* Extrait choisi *

4.2. La synthèse chimique des composés organiques

Théoriquement, la synthèse est l’élaboration d’une substance à partir de corps simples. En fait, on peut considérer que l’on sait faire la synthèse totale d’un corps même si les produits de départ ne sont pas simples, à la condition que la synthèse de ces produits de départ soit connue. Ainsi, on considère que tous les corps obtenus à partir de l’acétylène sont synthétisés totalement, car on sait faire la synthèse de l’acétylène à partir du carbone et de l’hydrogène.

Parfum, essence naturelle et de synthèseParfum, essence naturelle et de synthèse
Les chimistes ont tenté la synthèse des composés organiques pour montrer que la « force vitale » n’était pas nécessaire. Le procédé s’est révélé fructueux, et la synthèse des produits naturels dont l’extraction et la purification sont difficiles est pratiquée couramment. Dans la chimie des colorants par exemple, les composés synthétiques ont supplanté les colorants naturels. On connaît l’importance de la synthèse des macromolécules (matières plastiques et polymères), issues de la carbochimie et de la pétrochimie.
Dans certains cas, la synthèse organique est plus difficile à réaliser que l’extraction des produits naturels. Il en est ainsi de la synthèse des protéines, catalysée par les enzymes, de la fabrication des molécules de sucre et de la fermentation alcoolique.

NylonNylon
Les synthèses industrielles ont permis l’obtention d’innombrables produits de la vie courante : matières plastiques, colorants synthétiques, textiles artificiels, détergents, produits pharmaceutiques, parfums, etc. Les recherches se poursuivent pour améliorer les rendements, diminuer les prix de revient et augmenter les qualités de ces nouveaux produits. Pour cela, la chimie organique fait appel à d’autres sciences comme les mathématiques, la thermodynamique et la cinétique.
C’est en biologie que la chimie organique a permis les progrès les plus spectaculaires, avec la découverte de la structure des acides nucléiques et de certaines vitamines, hormones et protéines (→ biochimie).
5. L’évolution des théories en chimie organique

La chimie organique est une science expérimentale. Très vite, les chimistes ont essayé de dégager des théories permettant d’expliquer et de prévoir les réactions entre les composés. De la recherche des structures des molécules sont nées les théories de la valence et de l’isomérie.
De grands progrès ont été faits dans l’étude des mécanismes de réaction grâce à la théorie atomistique, qui permet de distinguer différents types de rupture des liaisons chimiques : rupture homolytique (radicalaire) lorsque chaque atome emporte un électron du doublet de valence, et rupture hétérolytique (ionique) lorsqu’un atome emporte le doublet électronique et devient un ion négatif tandis que l’autre atome se transforme en un ion positif. Enfin, la mécanique quantique ondulatoire a permis d’affiner encore les connaissances des mécanismes de réaction. Toutefois, toute hypothèse issue de ces théories doit être confirmée par l’expérience.

* Consigne A *
Reproduisez le passage de l'extrait qui commence par « Dans certains cas, la » et se poursuit jusqu'à « la fermentation alcoolique. ».
* Consigne B *
Veuillez dire si chaque affirmation concorde avec l'extrait, en répondant par oui ou par non et en citant mot pour mot les termes décisifs : (i) la synthèse des protéines est plus facile à réaliser que l'extraction des produits naturels ; (ii) dans la chimie des colorants, les composés synthétiques ont supplanté les colorants naturels ; (iii) les hypothèses issues des théories n'ont pas besoin d'être confirmées par l'expérience.
Ne vous fondez que sur l'extrait pour répondre.

* Données étudiées *
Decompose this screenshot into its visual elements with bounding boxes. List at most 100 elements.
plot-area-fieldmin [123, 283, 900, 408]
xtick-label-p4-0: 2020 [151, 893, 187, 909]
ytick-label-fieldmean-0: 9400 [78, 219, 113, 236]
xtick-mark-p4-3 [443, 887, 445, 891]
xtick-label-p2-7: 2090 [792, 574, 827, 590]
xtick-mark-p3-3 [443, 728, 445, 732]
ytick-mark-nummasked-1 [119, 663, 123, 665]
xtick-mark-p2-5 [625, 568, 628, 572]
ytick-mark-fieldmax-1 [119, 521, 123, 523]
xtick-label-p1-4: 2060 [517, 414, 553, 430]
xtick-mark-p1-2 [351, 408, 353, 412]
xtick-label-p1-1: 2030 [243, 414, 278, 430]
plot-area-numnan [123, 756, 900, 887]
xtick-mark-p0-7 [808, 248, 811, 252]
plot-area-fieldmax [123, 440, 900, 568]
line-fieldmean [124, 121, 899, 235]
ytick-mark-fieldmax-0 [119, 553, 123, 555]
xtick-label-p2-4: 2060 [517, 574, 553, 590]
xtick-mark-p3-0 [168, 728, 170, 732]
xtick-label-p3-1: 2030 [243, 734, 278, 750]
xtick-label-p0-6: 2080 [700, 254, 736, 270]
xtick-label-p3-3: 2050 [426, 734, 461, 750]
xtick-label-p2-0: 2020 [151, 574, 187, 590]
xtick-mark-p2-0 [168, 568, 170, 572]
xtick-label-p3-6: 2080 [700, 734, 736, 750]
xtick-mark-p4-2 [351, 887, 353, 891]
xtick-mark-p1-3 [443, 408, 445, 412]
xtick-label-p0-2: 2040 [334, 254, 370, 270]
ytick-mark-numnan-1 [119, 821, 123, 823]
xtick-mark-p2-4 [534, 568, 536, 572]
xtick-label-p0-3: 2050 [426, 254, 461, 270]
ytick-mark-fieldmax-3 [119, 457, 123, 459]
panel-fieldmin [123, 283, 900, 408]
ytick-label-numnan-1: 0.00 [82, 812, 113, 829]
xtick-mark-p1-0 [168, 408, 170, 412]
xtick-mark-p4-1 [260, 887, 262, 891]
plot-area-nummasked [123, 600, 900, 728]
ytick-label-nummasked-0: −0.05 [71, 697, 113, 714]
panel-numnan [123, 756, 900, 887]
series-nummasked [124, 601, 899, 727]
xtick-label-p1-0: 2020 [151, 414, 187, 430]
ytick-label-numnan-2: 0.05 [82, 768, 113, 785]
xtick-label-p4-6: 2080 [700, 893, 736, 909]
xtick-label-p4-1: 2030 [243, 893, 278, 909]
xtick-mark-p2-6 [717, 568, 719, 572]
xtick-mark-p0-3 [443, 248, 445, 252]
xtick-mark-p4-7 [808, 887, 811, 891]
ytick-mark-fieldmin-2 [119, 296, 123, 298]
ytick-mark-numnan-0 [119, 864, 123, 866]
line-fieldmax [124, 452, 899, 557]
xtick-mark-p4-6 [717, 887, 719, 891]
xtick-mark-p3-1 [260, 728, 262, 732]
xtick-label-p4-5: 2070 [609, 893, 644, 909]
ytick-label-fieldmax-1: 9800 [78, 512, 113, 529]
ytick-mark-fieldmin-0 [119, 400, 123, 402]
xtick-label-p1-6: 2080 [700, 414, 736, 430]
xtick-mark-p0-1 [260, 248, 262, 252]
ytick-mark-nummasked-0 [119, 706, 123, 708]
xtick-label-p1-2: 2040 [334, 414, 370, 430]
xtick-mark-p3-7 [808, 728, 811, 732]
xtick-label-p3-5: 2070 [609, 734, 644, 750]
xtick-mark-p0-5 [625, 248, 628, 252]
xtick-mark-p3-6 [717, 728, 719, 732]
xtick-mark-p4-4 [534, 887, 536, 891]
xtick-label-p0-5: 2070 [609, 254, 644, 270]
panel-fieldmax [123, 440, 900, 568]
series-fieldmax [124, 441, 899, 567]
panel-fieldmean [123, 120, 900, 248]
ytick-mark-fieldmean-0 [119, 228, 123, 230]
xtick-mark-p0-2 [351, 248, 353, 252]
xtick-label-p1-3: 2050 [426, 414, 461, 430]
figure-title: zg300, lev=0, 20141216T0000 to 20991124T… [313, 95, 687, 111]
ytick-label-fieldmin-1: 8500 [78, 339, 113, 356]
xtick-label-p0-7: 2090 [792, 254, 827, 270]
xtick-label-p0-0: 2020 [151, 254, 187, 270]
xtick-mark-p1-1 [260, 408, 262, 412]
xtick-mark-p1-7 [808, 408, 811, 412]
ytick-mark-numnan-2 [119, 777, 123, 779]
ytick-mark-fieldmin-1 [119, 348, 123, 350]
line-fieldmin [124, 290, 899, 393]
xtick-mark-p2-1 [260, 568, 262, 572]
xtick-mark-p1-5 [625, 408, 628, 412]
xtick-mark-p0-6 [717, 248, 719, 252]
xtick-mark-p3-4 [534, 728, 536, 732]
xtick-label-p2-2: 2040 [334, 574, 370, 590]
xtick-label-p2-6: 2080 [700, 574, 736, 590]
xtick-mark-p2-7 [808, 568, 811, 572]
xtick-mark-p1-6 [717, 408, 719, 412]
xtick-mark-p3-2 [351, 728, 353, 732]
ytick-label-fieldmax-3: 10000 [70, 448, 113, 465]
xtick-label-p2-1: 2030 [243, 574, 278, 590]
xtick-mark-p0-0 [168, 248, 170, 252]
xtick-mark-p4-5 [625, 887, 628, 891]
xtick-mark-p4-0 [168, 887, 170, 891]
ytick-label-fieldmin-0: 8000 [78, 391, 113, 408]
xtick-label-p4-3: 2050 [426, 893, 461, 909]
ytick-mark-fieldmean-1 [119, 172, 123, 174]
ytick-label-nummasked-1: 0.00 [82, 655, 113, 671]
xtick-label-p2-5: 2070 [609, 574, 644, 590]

* Corrigé A *
Dans certains cas, la synthèse organique est plus difficile à réaliser que l’extraction des produits naturels. Il en est ainsi de la synthèse des protéines, catalysée par les enzymes, de la fabrication des molécules de sucre et de la fermentation alcoolique.

* Corrigé B *
(i) Non : « Dans certains cas, la synthèse organique est plus difficile à réaliser que l’extraction des produits naturels. Il en est ainsi de la synthèse des protéines »
(ii) Oui : « Dans la chimie des colorants par exemple, les composés synthétiques ont supplanté les colorants naturels. »
(iii) Non : « toute hypothèse issue de ces théories doit être confirmée par l’expérience. »